AIM OF THE TASK: Check every line below for the word "text" and show those that hold it.

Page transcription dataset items
********************

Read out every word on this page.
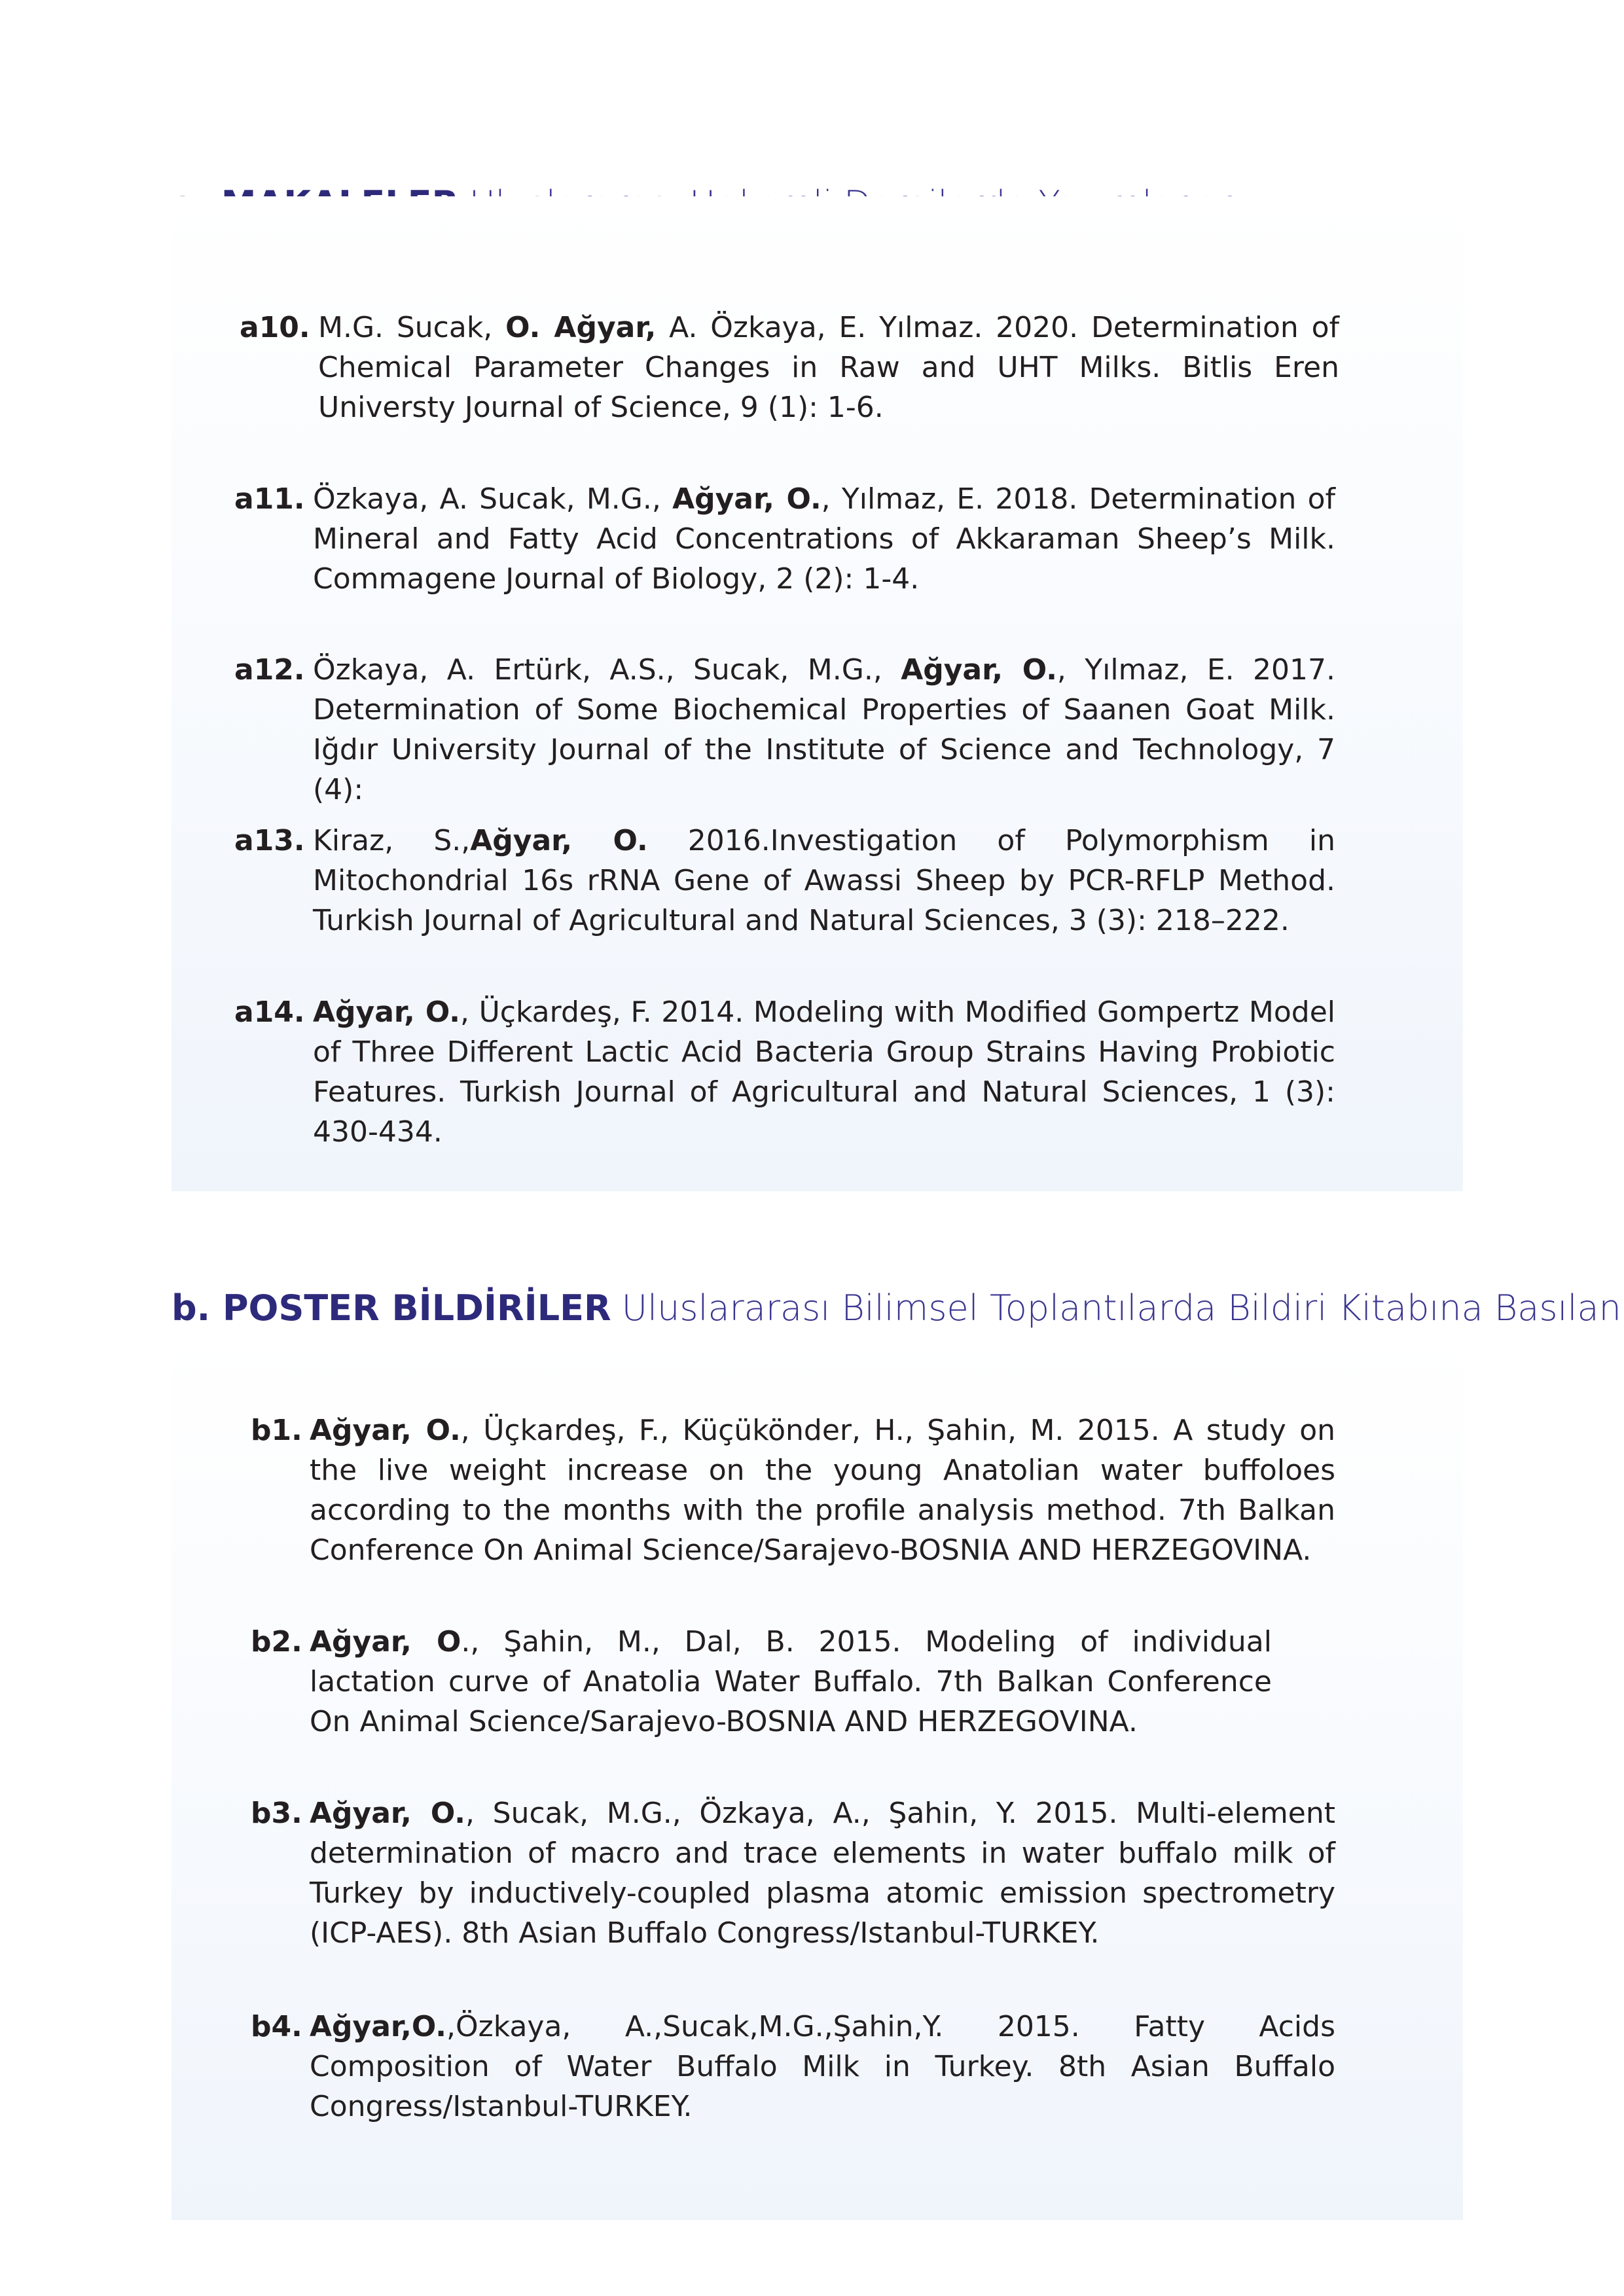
a10. M.G. Sucak, O. Ağyar, A. Özkaya, E. Yılmaz. 2020. Determination of Chemical Parameter Changes in Raw and UHT Milks. Bitlis Eren Universty Journal of Science, 9 (1): 1-6.
a11. Özkaya, A. Sucak, M.G., Ağyar, O., Yılmaz, E. 2018. Determination of Mineral and Fatty Acid Concentrations of Akkaraman Sheep’s Milk. Commagene Journal of Biology, 2 (2): 1-4.
a12. Özkaya, A. Ertürk, A.S., Sucak, M.G., Ağyar, O., Yılmaz, E. 2017. Determination of Some Biochemical Properties of Saanen Goat Milk. Iğdır University Journal of the Institute of Science and Technology, 7 (4):
a13. Kiraz, S.,Ağyar, O. 2016.Investigation of Polymorphism in Mitochondrial 16s rRNA Gene of Awassi Sheep by PCR-RFLP Method. Turkish Journal of Agricultural and Natural Sciences, 3 (3): 218–222.
a14. Ağyar, O., Üçkardeş, F. 2014. Modeling with Modified Gompertz Model of Three Different Lactic Acid Bacteria Group Strains Having Probiotic Features. Turkish Journal of Agricultural and Natural Sciences, 1 (3): 430-434.
b. POSTER BİLDİRİLER Uluslararası Bilimsel Toplantılarda Bildiri Kitabına Basılan
b1. Ağyar, O., Üçkardeş, F., Küçükönder, H., Şahin, M. 2015. A study on the live weight increase on the young Anatolian water buffoloes according to the months with the profile analysis method. 7th Balkan Conference On Animal Science/Sarajevo-BOSNIA AND HERZEGOVINA.
b2. Ağyar, O., Şahin, M., Dal, B. 2015. Modeling of individual lactation curve of Anatolia Water Buffalo. 7th Balkan Conference On Animal Science/Sarajevo-BOSNIA AND HERZEGOVINA.
b3. Ağyar, O., Sucak, M.G., Özkaya, A., Şahin, Y. 2015. Multi-element determination of macro and trace elements in water buffalo milk of Turkey by inductively-coupled plasma atomic emission spectrometry (ICP-AES). 8th Asian Buffalo Congress/Istanbul-TURKEY.
b4. Ağyar,O.,Özkaya, A.,Sucak,M.G.,Şahin,Y. 2015. Fatty Acids Composition of Water Buffalo Milk in Turkey. 8th Asian Buffalo Congress/Istanbul-TURKEY.
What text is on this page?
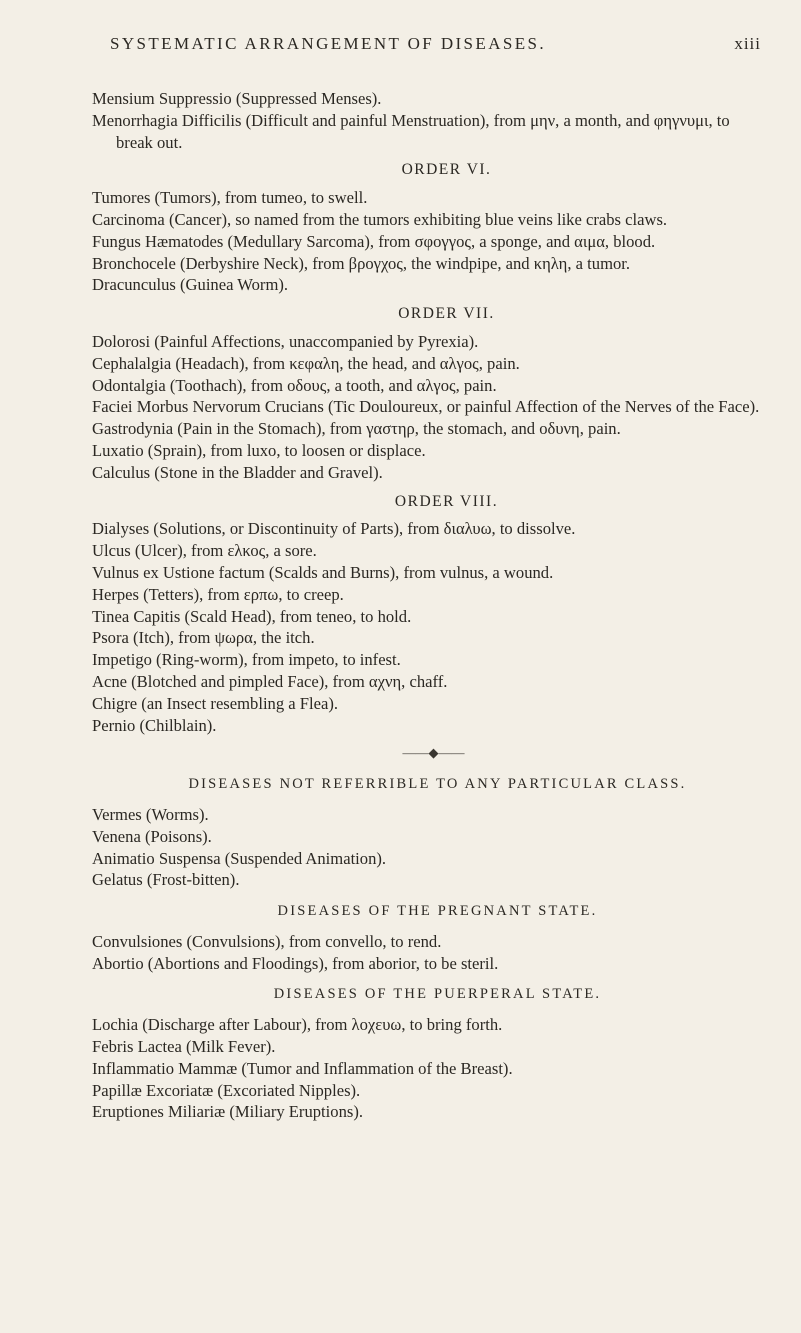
SYSTEMATIC ARRANGEMENT OF DISEASES.	xiii

Mensium Suppressio (Suppressed Menses).

Menorrhagia Difficilis (Difficult and painful Menstruation), from μην, a month, and φηγνυμι, to break out.

ORDER VI.

Tumores (Tumors), from tumeo, to swell.

Carcinoma (Cancer), so named from the tumors exhibiting blue veins like crabs claws.

Fungus Hæmatodes (Medullary Sarcoma), from σφογγος, a sponge, and αιμα, blood.

Bronchocele (Derbyshire Neck), from βρογχος, the windpipe, and κηλη, a tumor.

Dracunculus (Guinea Worm).

ORDER VII.

Dolorosi (Painful Affections, unaccompanied by Pyrexia).

Cephalalgia (Headach), from κεφαλη, the head, and αλγος, pain.

Odontalgia (Toothach), from οδους, a tooth, and αλγος, pain.

Faciei Morbus Nervorum Crucians (Tic Douloureux, or painful Affection of the Nerves of the Face).

Gastrodynia (Pain in the Stomach), from γαστηρ, the stomach, and οδυνη, pain.

Luxatio (Sprain), from luxo, to loosen or displace.

Calculus (Stone in the Bladder and Gravel).

ORDER VIII.

Dialyses (Solutions, or Discontinuity of Parts), from διαλυω, to dissolve.

Ulcus (Ulcer), from ελκος, a sore.

Vulnus ex Ustione factum (Scalds and Burns), from vulnus, a wound.

Herpes (Tetters), from ερπω, to creep.

Tinea Capitis (Scald Head), from teneo, to hold.

Psora (Itch), from ψωρα, the itch.

Impetigo (Ring-worm), from impeto, to infest.

Acne (Blotched and pimpled Face), from αχνη, chaff.

Chigre (an Insect resembling a Flea).

Pernio (Chilblain).

——◆——
DISEASES NOT REFERRIBLE TO ANY PARTICULAR CLASS.

Vermes (Worms).

Venena (Poisons).

Animatio Suspensa (Suspended Animation).

Gelatus (Frost-bitten).

DISEASES OF THE PREGNANT STATE.

Convulsiones (Convulsions), from convello, to rend.

Abortio (Abortions and Floodings), from aborior, to be steril.

DISEASES OF THE PUERPERAL STATE.

Lochia (Discharge after Labour), from λοχευω, to bring forth.

Febris Lactea (Milk Fever).

Inflammatio Mammæ (Tumor and Inflammation of the Breast).

Papillæ Excoriatæ (Excoriated Nipples).

Eruptiones Miliariæ (Miliary Eruptions).
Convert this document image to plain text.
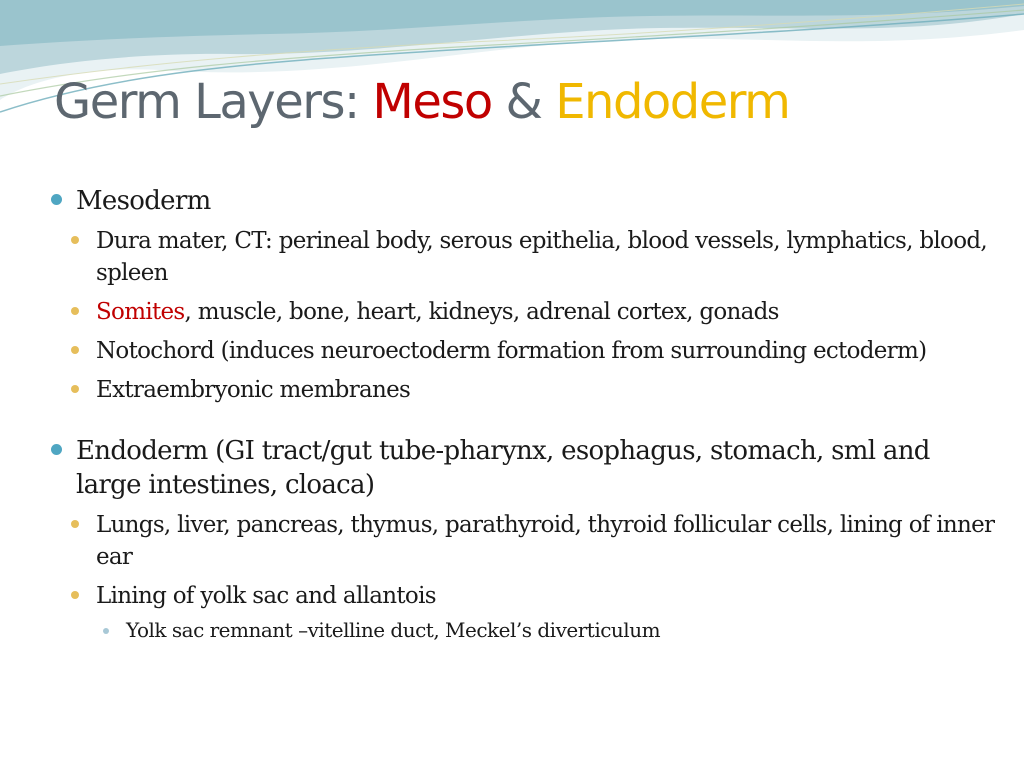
Germ Layers: Meso & Endoderm
Mesoderm
Dura mater, CT: perineal body, serous epithelia, blood vessels, lymphatics, blood, spleen
Somites, muscle, bone, heart, kidneys, adrenal cortex, gonads
Notochord (induces neuroectoderm formation from surrounding ectoderm)
Extraembryonic membranes
Endoderm (GI tract/gut tube-pharynx, esophagus, stomach, sml and large intestines, cloaca)
Lungs, liver, pancreas, thymus, parathyroid, thyroid follicular cells, lining of inner ear
Lining of yolk sac and allantois
Yolk sac remnant –vitelline duct, Meckel’s diverticulum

********************

RESULT FOR THIS EXERCISE:
What text is on this page?
Convert this document image to plain text.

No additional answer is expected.